Entries from a dataset:
/---

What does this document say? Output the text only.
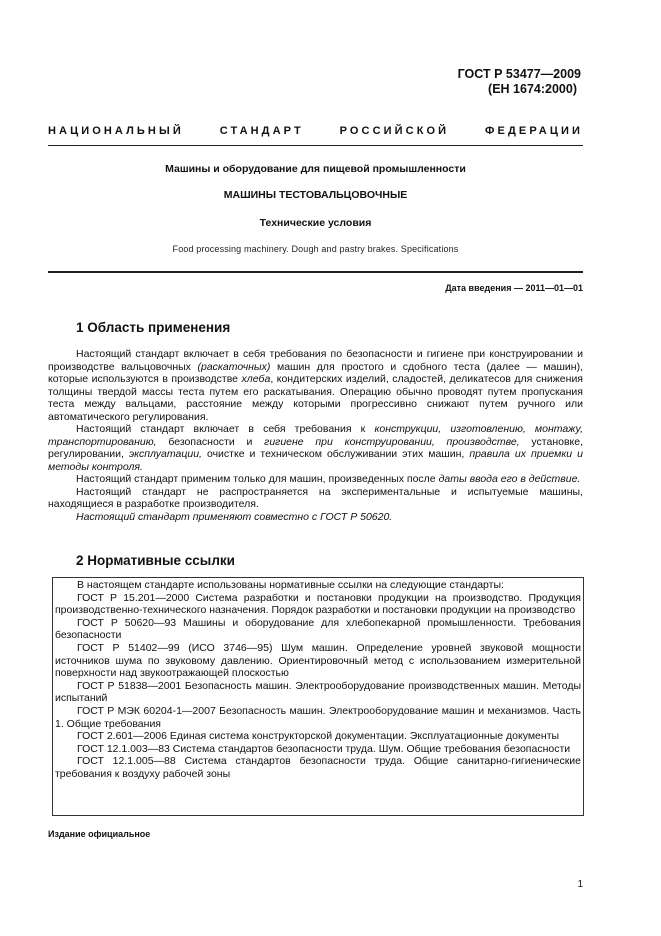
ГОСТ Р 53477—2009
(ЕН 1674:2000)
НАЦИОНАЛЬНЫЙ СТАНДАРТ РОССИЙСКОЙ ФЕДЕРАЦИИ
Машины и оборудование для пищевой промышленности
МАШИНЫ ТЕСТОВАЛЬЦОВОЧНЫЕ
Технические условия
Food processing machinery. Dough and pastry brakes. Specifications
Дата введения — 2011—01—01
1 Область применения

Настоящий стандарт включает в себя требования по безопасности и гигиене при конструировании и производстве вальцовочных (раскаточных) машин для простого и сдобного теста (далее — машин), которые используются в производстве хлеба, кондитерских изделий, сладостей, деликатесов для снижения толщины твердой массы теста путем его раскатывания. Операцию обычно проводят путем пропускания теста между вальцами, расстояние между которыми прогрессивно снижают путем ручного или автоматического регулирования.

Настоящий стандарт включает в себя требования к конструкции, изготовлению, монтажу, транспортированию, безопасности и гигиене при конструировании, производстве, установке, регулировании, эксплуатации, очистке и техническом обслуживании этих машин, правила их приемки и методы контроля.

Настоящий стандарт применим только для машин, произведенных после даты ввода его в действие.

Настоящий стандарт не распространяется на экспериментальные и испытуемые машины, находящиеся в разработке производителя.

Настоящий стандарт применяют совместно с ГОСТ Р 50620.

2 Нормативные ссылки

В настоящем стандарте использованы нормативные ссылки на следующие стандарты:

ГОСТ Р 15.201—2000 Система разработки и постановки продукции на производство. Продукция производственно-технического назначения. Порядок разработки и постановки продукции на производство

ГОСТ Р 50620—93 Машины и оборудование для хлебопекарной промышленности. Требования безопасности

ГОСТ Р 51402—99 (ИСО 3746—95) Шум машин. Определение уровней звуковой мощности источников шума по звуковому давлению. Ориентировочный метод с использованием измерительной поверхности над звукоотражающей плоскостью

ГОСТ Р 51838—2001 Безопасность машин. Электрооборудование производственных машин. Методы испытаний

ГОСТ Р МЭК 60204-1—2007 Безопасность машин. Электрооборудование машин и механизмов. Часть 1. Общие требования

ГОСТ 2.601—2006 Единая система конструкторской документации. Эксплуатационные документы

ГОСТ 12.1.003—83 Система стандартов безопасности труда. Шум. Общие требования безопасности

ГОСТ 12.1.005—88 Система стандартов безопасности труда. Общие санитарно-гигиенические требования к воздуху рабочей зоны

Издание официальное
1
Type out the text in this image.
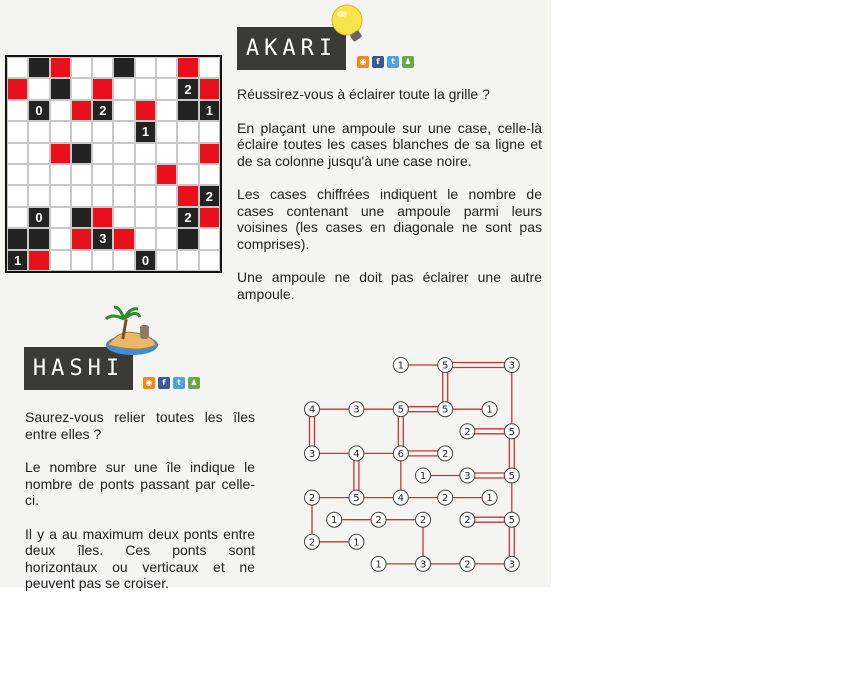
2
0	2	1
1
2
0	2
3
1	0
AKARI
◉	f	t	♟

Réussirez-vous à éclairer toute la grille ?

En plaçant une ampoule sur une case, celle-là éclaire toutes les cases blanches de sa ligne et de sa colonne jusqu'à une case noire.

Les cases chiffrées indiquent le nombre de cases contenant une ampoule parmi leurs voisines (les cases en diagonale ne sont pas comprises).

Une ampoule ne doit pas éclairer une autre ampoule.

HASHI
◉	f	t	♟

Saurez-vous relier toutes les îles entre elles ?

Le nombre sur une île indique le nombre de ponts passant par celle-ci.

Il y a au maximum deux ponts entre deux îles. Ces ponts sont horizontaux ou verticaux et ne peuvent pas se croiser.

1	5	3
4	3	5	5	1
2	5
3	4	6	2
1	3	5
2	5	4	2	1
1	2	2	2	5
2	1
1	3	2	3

\---

Without any pictures, reproduce exactly the lines from the line that contains "Type out the text in this image." to the end of the entries above, both ends included.

Type out the text in this image.
2
0	2	1
1
2
0	2
3
1	0
AKARI
◉	f	t	♟

Réussirez-vous à éclairer toute la grille ?

En plaçant une ampoule sur une case, celle-là éclaire toutes les cases blanches de sa ligne et de sa colonne jusqu'à une case noire.

Les cases chiffrées indiquent le nombre de cases contenant une ampoule parmi leurs voisines (les cases en diagonale ne sont pas comprises).

Une ampoule ne doit pas éclairer une autre ampoule.

HASHI
◉	f	t	♟

Saurez-vous relier toutes les îles entre elles ?

Le nombre sur une île indique le nombre de ponts passant par celle-ci.

Il y a au maximum deux ponts entre deux îles. Ces ponts sont horizontaux ou verticaux et ne peuvent pas se croiser.

1	5	3
4	3	5	5	1
2	5
3	4	6	2
1	3	5
2	5	4	2	1
1	2	2	2	5
2	1
1	3	2	3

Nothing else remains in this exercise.